### What to do
Copy each line of the data below with the word "Федерации".

Data records

■ ■ ■ ■

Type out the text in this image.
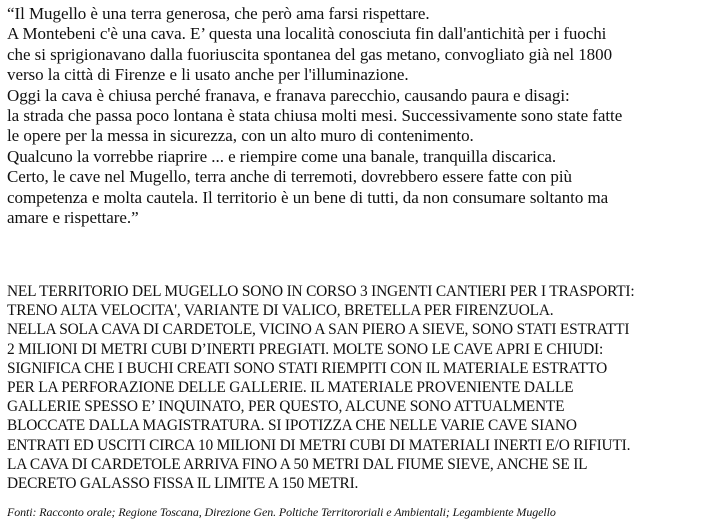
“Il Mugello è una terra generosa, che però ama farsi rispettare.
A Montebeni c'è una cava. E’ questa una località conosciuta fin dall'antichità per i fuochi
che si sprigionavano dalla fuoriuscita spontanea del gas metano, convogliato già nel 1800
verso la città di Firenze e li usato anche per l'illuminazione.
Oggi la cava è chiusa perché franava, e franava parecchio, causando paura e disagi:
la strada che passa poco lontana è stata chiusa molti mesi. Successivamente sono state fatte
le opere per la messa in sicurezza, con un alto muro di contenimento.
Qualcuno la vorrebbe riaprire ... e riempire come una banale, tranquilla discarica.
Certo, le cave nel Mugello, terra anche di terremoti, dovrebbero essere fatte con più
competenza e molta cautela. Il territorio è un bene di tutti, da non consumare soltanto ma
amare e rispettare.”
NEL TERRITORIO DEL MUGELLO SONO IN CORSO 3 INGENTI CANTIERI PER I TRASPORTI:
TRENO ALTA VELOCITA', VARIANTE DI VALICO, BRETELLA PER FIRENZUOLA.
NELLA SOLA CAVA DI CARDETOLE, VICINO A SAN PIERO A SIEVE, SONO STATI ESTRATTI
2 MILIONI DI METRI CUBI D’INERTI PREGIATI. MOLTE SONO LE CAVE APRI E CHIUDI:
SIGNIFICA CHE I BUCHI CREATI SONO STATI RIEMPITI CON IL MATERIALE ESTRATTO
PER LA PERFORAZIONE DELLE GALLERIE. IL MATERIALE PROVENIENTE DALLE
GALLERIE SPESSO E’ INQUINATO, PER QUESTO, ALCUNE SONO ATTUALMENTE
BLOCCATE DALLA MAGISTRATURA. SI IPOTIZZA CHE NELLE VARIE CAVE SIANO
ENTRATI ED USCITI CIRCA 10 MILIONI DI METRI CUBI DI MATERIALI INERTI E/O RIFIUTI.
LA CAVA DI CARDETOLE ARRIVA FINO A 50 METRI DAL FIUME SIEVE, ANCHE SE IL
DECRETO GALASSO FISSA IL LIMITE A 150 METRI.
Fonti: Racconto orale; Regione Toscana, Direzione Gen. Poltiche Territororiali e Ambientali; Legambiente Mugello
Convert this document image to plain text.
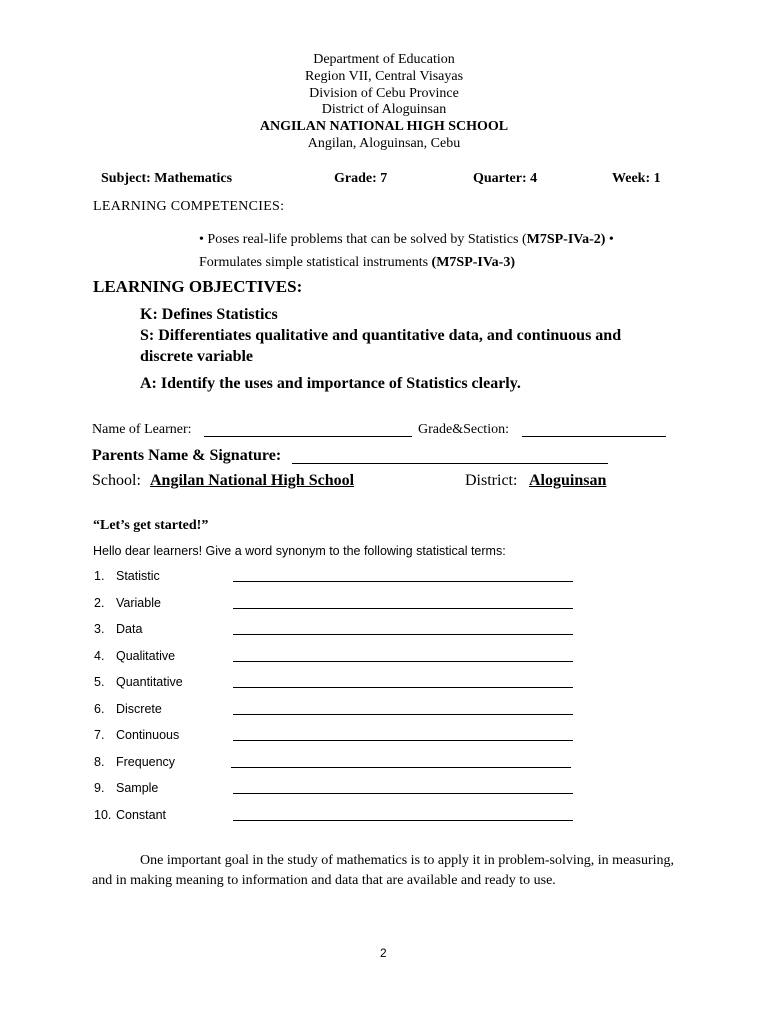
Department of Education
Region VII, Central Visayas
Division of Cebu Province
District of Aloguinsan
ANGILAN NATIONAL HIGH SCHOOL
Angilan, Aloguinsan, Cebu
Subject: Mathematics	Grade: 7	Quarter: 4	Week: 1
LEARNING COMPETENCIES:
• Poses real-life problems that can be solved by Statistics (M7SP-IVa-2) •
Formulates simple statistical instruments (M7SP-IVa-3)
LEARNING OBJECTIVES:
K: Defines Statistics
S: Differentiates qualitative and quantitative data, and continuous and
discrete variable
A: Identify the uses and importance of Statistics clearly.
Name of Learner:	Grade&Section:
Parents Name & Signature:
School: Angilan National High School	District: Aloguinsan
“Let’s get started!”
Hello dear learners! Give a word synonym to the following statistical terms:
1. Statistic
2. Variable
3. Data
4. Qualitative
5. Quantitative
6. Discrete
7. Continuous
8. Frequency
9. Sample
10. Constant
One important goal in the study of mathematics is to apply it in problem-solving, in measuring, and in making meaning to information and data that are available and ready to use.
2
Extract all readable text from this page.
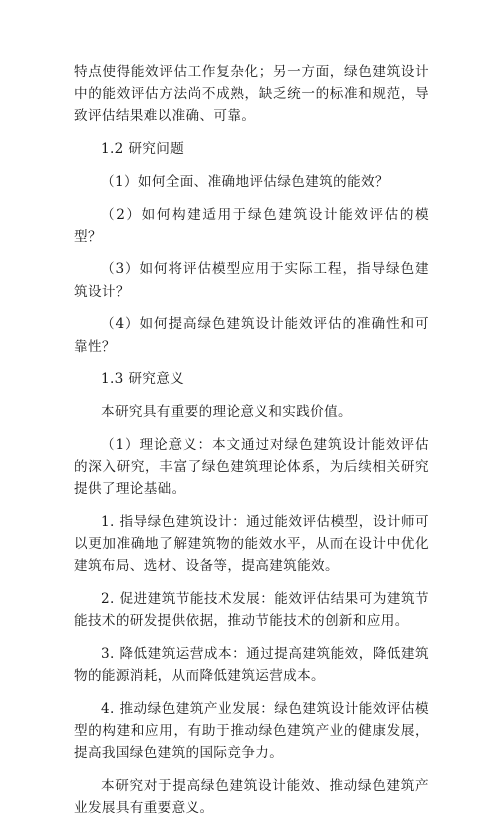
特点使得能效评估工作复杂化；另一方面，绿色建筑设计中的能效评估方法尚不成熟，缺乏统一的标准和规范，导致评估结果难以准确、可靠。

1.2 研究问题

（1）如何全面、准确地评估绿色建筑的能效？

（2）如何构建适用于绿色建筑设计能效评估的模型？

（3）如何将评估模型应用于实际工程，指导绿色建筑设计？

（4）如何提高绿色建筑设计能效评估的准确性和可靠性？

1.3 研究意义

本研究具有重要的理论意义和实践价值。

（1）理论意义：本文通过对绿色建筑设计能效评估的深入研究，丰富了绿色建筑理论体系，为后续相关研究提供了理论基础。

1. 指导绿色建筑设计：通过能效评估模型，设计师可以更加准确地了解建筑物的能效水平，从而在设计中优化建筑布局、选材、设备等，提高建筑能效。

2. 促进建筑节能技术发展：能效评估结果可为建筑节能技术的研发提供依据，推动节能技术的创新和应用。

3. 降低建筑运营成本：通过提高建筑能效，降低建筑物的能源消耗，从而降低建筑运营成本。

4. 推动绿色建筑产业发展：绿色建筑设计能效评估模型的构建和应用，有助于推动绿色建筑产业的健康发展，提高我国绿色建筑的国际竞争力。

本研究对于提高绿色建筑设计能效、推动绿色建筑产业发展具有重要意义。
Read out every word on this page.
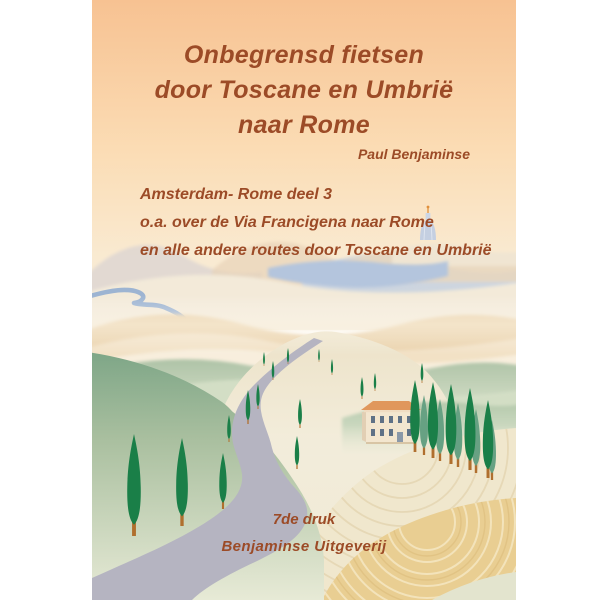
Onbegrensd fietsen
door Toscane en Umbrië
naar Rome
Paul Benjaminse
Amsterdam- Rome deel 3
o.a. over de Via Francigena naar Rome
en alle andere routes door Toscane en Umbrië
7de druk
Benjaminse Uitgeverij
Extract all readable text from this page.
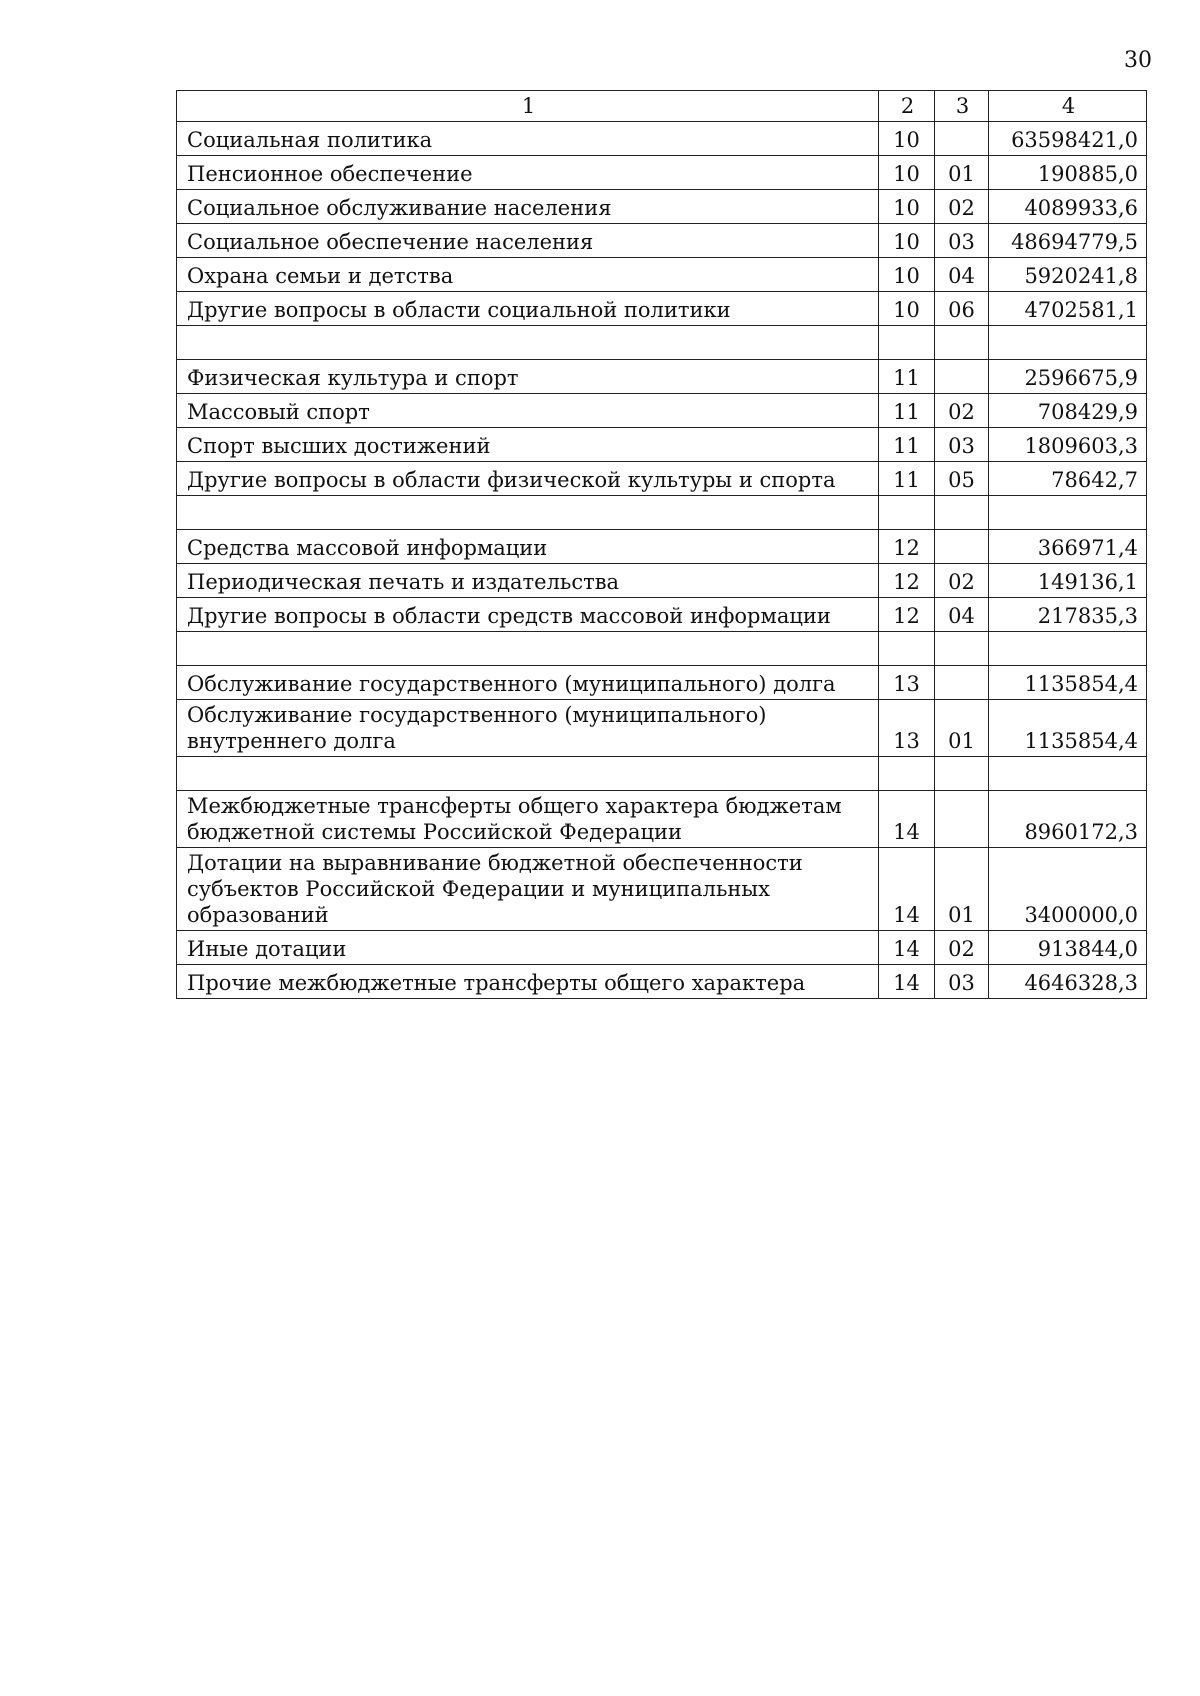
30
1	2	3	4
Социальная политика	10		63598421,0
Пенсионное обеспечение	10	01	190885,0
Социальное обслуживание населения	10	02	4089933,6
Социальное обеспечение населения	10	03	48694779,5
Охрана семьи и детства	10	04	5920241,8
Другие вопросы в области социальной политики	10	06	4702581,1

Физическая культура и спорт	11		2596675,9
Массовый спорт	11	02	708429,9
Спорт высших достижений	11	03	1809603,3
Другие вопросы в области физической культуры и спорта	11	05	78642,7

Средства массовой информации	12		366971,4
Периодическая печать и издательства	12	02	149136,1
Другие вопросы в области средств массовой информации	12	04	217835,3

Обслуживание государственного (муниципального) долга	13		1135854,4
Обслуживание государственного (муниципального) внутреннего долга	13	01	1135854,4

Межбюджетные трансферты общего характера бюджетам бюджетной системы Российской Федерации	14		8960172,3
Дотации на выравнивание бюджетной обеспеченности субъектов Российской Федерации и муниципальных образований	14	01	3400000,0
Иные дотации	14	02	913844,0
Прочие межбюджетные трансферты общего характера	14	03	4646328,3
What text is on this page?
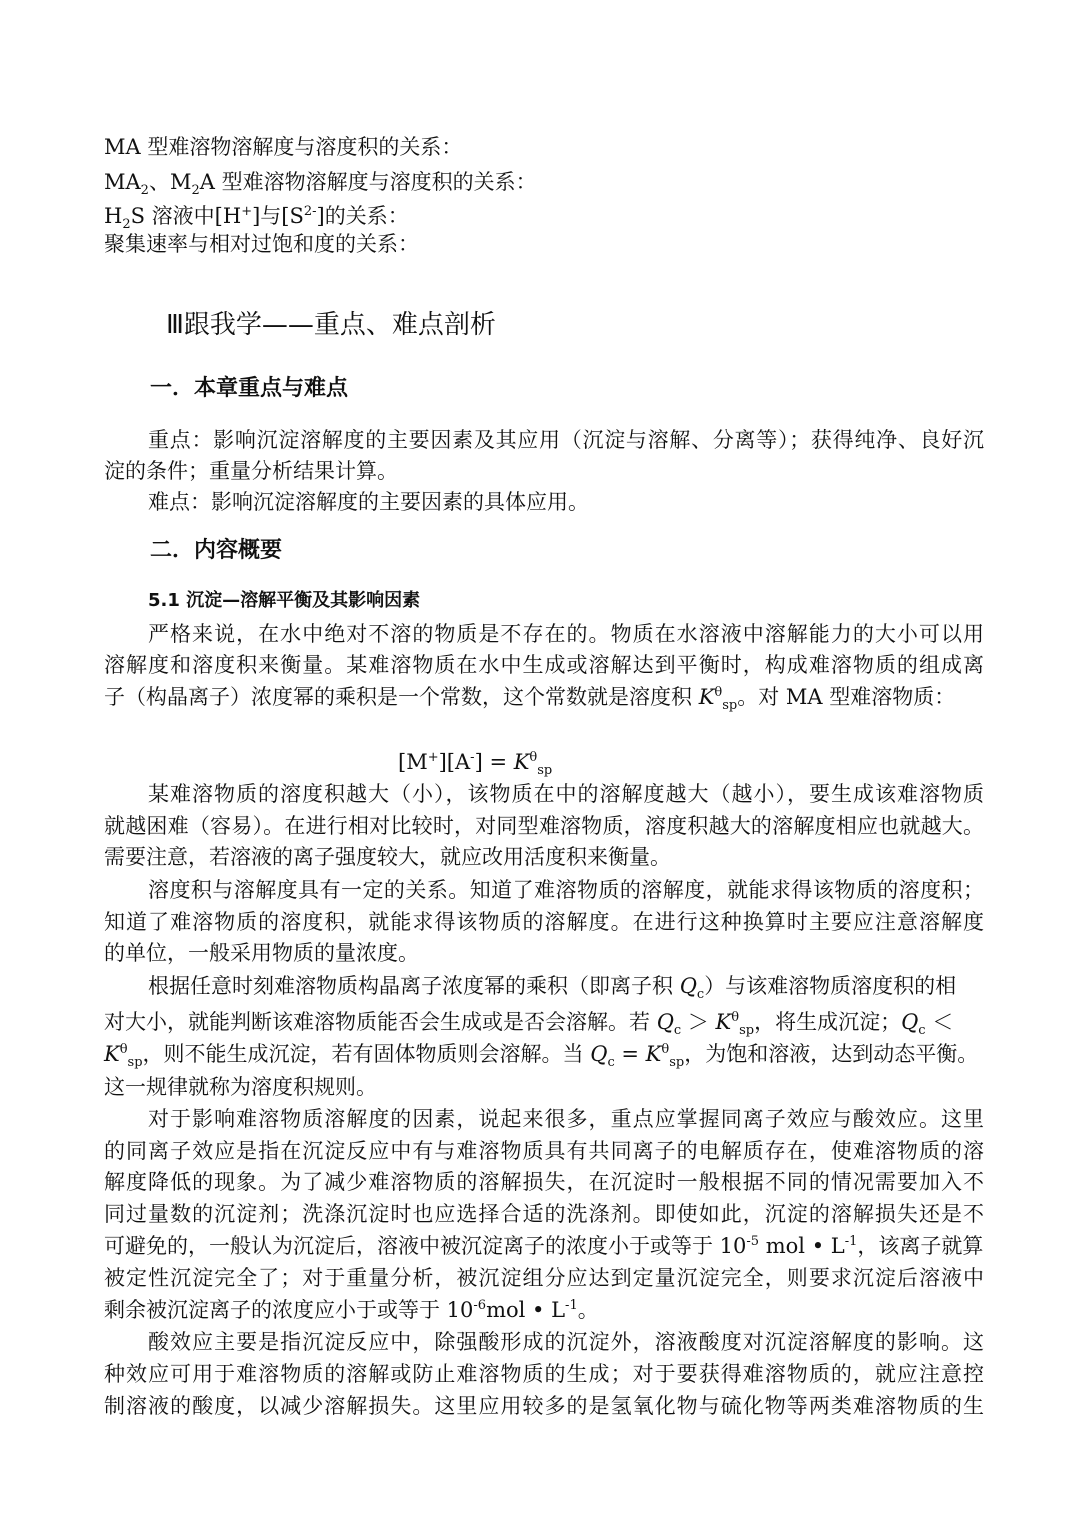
MA 型难溶物溶解度与溶度积的关系：
$MA_2$、$M_2A$ 型难溶物溶解度与溶度积的关系：
$H_2S$ 溶液中[H+]与$[S^{2-}]$的关系：
聚集速率与相对过饱和度的关系：
Ⅲ跟我学——重点、难点剖析
一．本章重点与难点
重点：影响沉淀溶解度的主要因素及其应用（沉淀与溶解、分离等）；获得纯净、良好沉
淀的条件；重量分析结果计算。
难点：影响沉淀溶解度的主要因素的具体应用。
二．内容概要
5.1 沉淀—溶解平衡及其影响因素
严格来说，在水中绝对不溶的物质是不存在的。物质在水溶液中溶解能力的大小可以用
溶解度和溶度积来衡量。某难溶物质在水中生成或溶解达到平衡时，构成难溶物质的组成离
子（构晶离子）浓度幂的乘积是一个常数，这个常数就是溶度积 $K^\theta_{sp}$。对 MA 型难溶物质：
$[M^+][A^-] = K^\theta_{sp}$
某难溶物质的溶度积越大（小），该物质在中的溶解度越大（越小），要生成该难溶物质
就越困难（容易）。在进行相对比较时，对同型难溶物质，溶度积越大的溶解度相应也就越大。
需要注意，若溶液的离子强度较大，就应改用活度积来衡量。
溶度积与溶解度具有一定的关系。知道了难溶物质的溶解度，就能求得该物质的溶度积；
知道了难溶物质的溶度积，就能求得该物质的溶解度。在进行这种换算时主要应注意溶解度
的单位，一般采用物质的量浓度。
根据任意时刻难溶物质构晶离子浓度幂的乘积（即离子积 $Q_c$）与该难溶物质溶度积的相
对大小，就能判断该难溶物质能否会生成或是否会溶解。若 $Q_c > K^\theta_{sp}$，将生成沉淀；$Q_c$ ＜
$K^\theta_{sp}$，则不能生成沉淀，若有固体物质则会溶解。当 $Q_c = K^\theta_{sp}$，为饱和溶液，达到动态平衡。
这一规律就称为溶度积规则。
对于影响难溶物质溶解度的因素，说起来很多，重点应掌握同离子效应与酸效应。这里
的同离子效应是指在沉淀反应中有与难溶物质具有共同离子的电解质存在，使难溶物质的溶
解度降低的现象。为了减少难溶物质的溶解损失，在沉淀时一般根据不同的情况需要加入不
同过量数的沉淀剂；洗涤沉淀时也应选择合适的洗涤剂。即使如此，沉淀的溶解损失还是不
可避免的，一般认为沉淀后，溶液中被沉淀离子的浓度小于或等于 $10^{-5}$ mol • $L^{-1}$，该离子就算
被定性沉淀完全了；对于重量分析，被沉淀组分应达到定量沉淀完全，则要求沉淀后溶液中
剩余被沉淀离子的浓度应小于或等于 $10^{-6}mol$ • $L^{-1}$。
酸效应主要是指沉淀反应中，除强酸形成的沉淀外，溶液酸度对沉淀溶解度的影响。这
种效应可用于难溶物质的溶解或防止难溶物质的生成；对于要获得难溶物质的，就应注意控
制溶液的酸度，以减少溶解损失。这里应用较多的是氢氧化物与硫化物等两类难溶物质的生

■ ■ ■ ■

### Output for this task
Межбюджетные трансферты общего характера бюджетам бюджетной системы Российской Федерации	14		8960172,3
Дотации на выравнивание бюджетной обеспеченности субъектов Российской Федерации и муниципальных образований	14	01	3400000,0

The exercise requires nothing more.